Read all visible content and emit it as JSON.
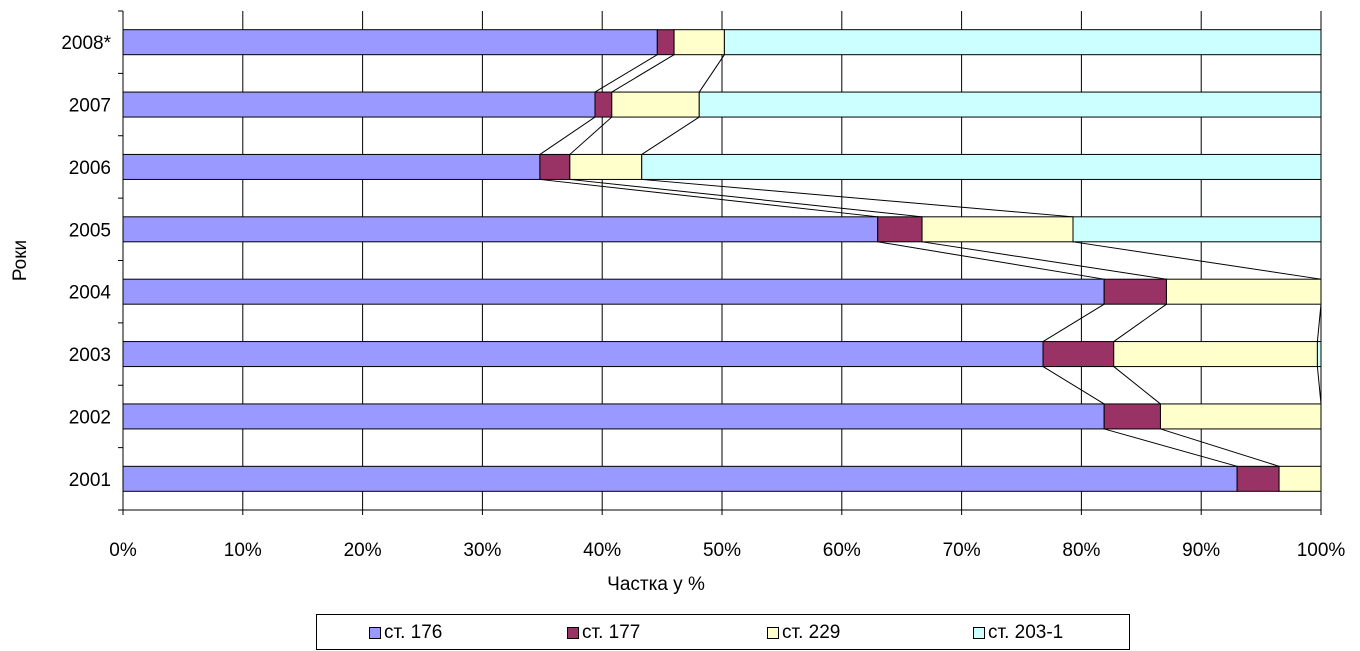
{
  "chart_data": {
    "type": "bar",
    "orientation": "horizontal",
    "stacked": "percent",
    "ylabel": "Роки",
    "xlabel": "Частка у %",
    "categories": [
      "2008*",
      "2007",
      "2006",
      "2005",
      "2004",
      "2003",
      "2002",
      "2001"
    ],
    "x_ticks": [
      "0%",
      "10%",
      "20%",
      "30%",
      "40%",
      "50%",
      "60%",
      "70%",
      "80%",
      "90%",
      "100%"
    ],
    "xlim": [
      0,
      100
    ],
    "grid": "vertical",
    "legend_position": "bottom",
    "series": [
      {
        "name": "ст. 176",
        "color": "#9999ff",
        "values": [
          44.6,
          39.4,
          34.8,
          63.0,
          81.9,
          76.8,
          81.9,
          93.0
        ]
      },
      {
        "name": "ст. 177",
        "color": "#993366",
        "values": [
          1.4,
          1.4,
          2.5,
          3.7,
          5.2,
          5.9,
          4.7,
          3.5
        ]
      },
      {
        "name": "ст. 229",
        "color": "#ffffcc",
        "values": [
          4.2,
          7.3,
          6.0,
          12.6,
          12.9,
          17.0,
          13.4,
          3.5
        ]
      },
      {
        "name": "ст. 203-1",
        "color": "#ccffff",
        "values": [
          49.8,
          51.9,
          56.7,
          20.7,
          0.0,
          0.3,
          0.0,
          0.0
        ]
      }
    ]
  }
}
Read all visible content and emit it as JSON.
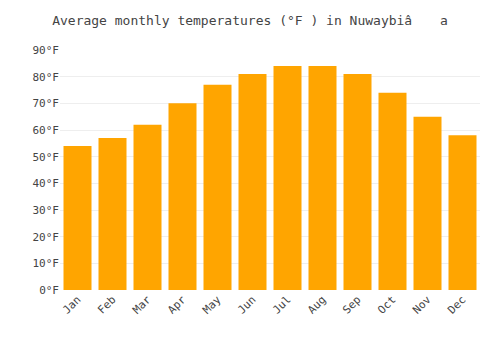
{
  "chart_data": {
    "type": "bar",
    "title": "Average monthly temperatures (°F ) in Nuwaybiâ a",
    "categories": [
      "Jan",
      "Feb",
      "Mar",
      "Apr",
      "May",
      "Jun",
      "Jul",
      "Aug",
      "Sep",
      "Oct",
      "Nov",
      "Dec"
    ],
    "values": [
      54,
      57,
      62,
      70,
      77,
      81,
      84,
      84,
      81,
      74,
      65,
      58
    ],
    "color": "#FFA500",
    "ylim": [
      0,
      90
    ],
    "yticks": [
      {
        "value": 0,
        "label": "0°F"
      },
      {
        "value": 10,
        "label": "10°F"
      },
      {
        "value": 20,
        "label": "20°F"
      },
      {
        "value": 30,
        "label": "30°F"
      },
      {
        "value": 40,
        "label": "40°F"
      },
      {
        "value": 50,
        "label": "50°F"
      },
      {
        "value": 60,
        "label": "60°F"
      },
      {
        "value": 70,
        "label": "70°F"
      },
      {
        "value": 80,
        "label": "80°F"
      },
      {
        "value": 90,
        "label": "90°F"
      }
    ],
    "grid": true
  }
}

☆ ☆ ☆

_Exercise task_
Without including the pictures, return each record above exactly as it stands.

_Expected answer_
Read all visible content and emit it as JSON.
{
  "chart_data": {
    "type": "bar",
    "orientation": "horizontal",
    "stacked": "percent",
    "ylabel": "Роки",
    "xlabel": "Частка у %",
    "categories": [
      "2008*",
      "2007",
      "2006",
      "2005",
      "2004",
      "2003",
      "2002",
      "2001"
    ],
    "x_ticks": [
      "0%",
      "10%",
      "20%",
      "30%",
      "40%",
      "50%",
      "60%",
      "70%",
      "80%",
      "90%",
      "100%"
    ],
    "xlim": [
      0,
      100
    ],
    "grid": "vertical",
    "legend_position": "bottom",
    "series": [
      {
        "name": "ст. 176",
        "color": "#9999ff",
        "values": [
          44.6,
          39.4,
          34.8,
          63.0,
          81.9,
          76.8,
          81.9,
          93.0
        ]
      },
      {
        "name": "ст. 177",
        "color": "#993366",
        "values": [
          1.4,
          1.4,
          2.5,
          3.7,
          5.2,
          5.9,
          4.7,
          3.5
        ]
      },
      {
        "name": "ст. 229",
        "color": "#ffffcc",
        "values": [
          4.2,
          7.3,
          6.0,
          12.6,
          12.9,
          17.0,
          13.4,
          3.5
        ]
      },
      {
        "name": "ст. 203-1",
        "color": "#ccffff",
        "values": [
          49.8,
          51.9,
          56.7,
          20.7,
          0.0,
          0.3,
          0.0,
          0.0
        ]
      }
    ]
  }
}
Read all visible content and emit it as JSON.
{
  "chart_data": {
    "type": "bar",
    "title": "Average monthly temperatures (°F ) in Nuwaybiâ a",
    "categories": [
      "Jan",
      "Feb",
      "Mar",
      "Apr",
      "May",
      "Jun",
      "Jul",
      "Aug",
      "Sep",
      "Oct",
      "Nov",
      "Dec"
    ],
    "values": [
      54,
      57,
      62,
      70,
      77,
      81,
      84,
      84,
      81,
      74,
      65,
      58
    ],
    "color": "#FFA500",
    "ylim": [
      0,
      90
    ],
    "yticks": [
      {
        "value": 0,
        "label": "0°F"
      },
      {
        "value": 10,
        "label": "10°F"
      },
      {
        "value": 20,
        "label": "20°F"
      },
      {
        "value": 30,
        "label": "30°F"
      },
      {
        "value": 40,
        "label": "40°F"
      },
      {
        "value": 50,
        "label": "50°F"
      },
      {
        "value": 60,
        "label": "60°F"
      },
      {
        "value": 70,
        "label": "70°F"
      },
      {
        "value": 80,
        "label": "80°F"
      },
      {
        "value": 90,
        "label": "90°F"
      }
    ],
    "grid": true
  }
}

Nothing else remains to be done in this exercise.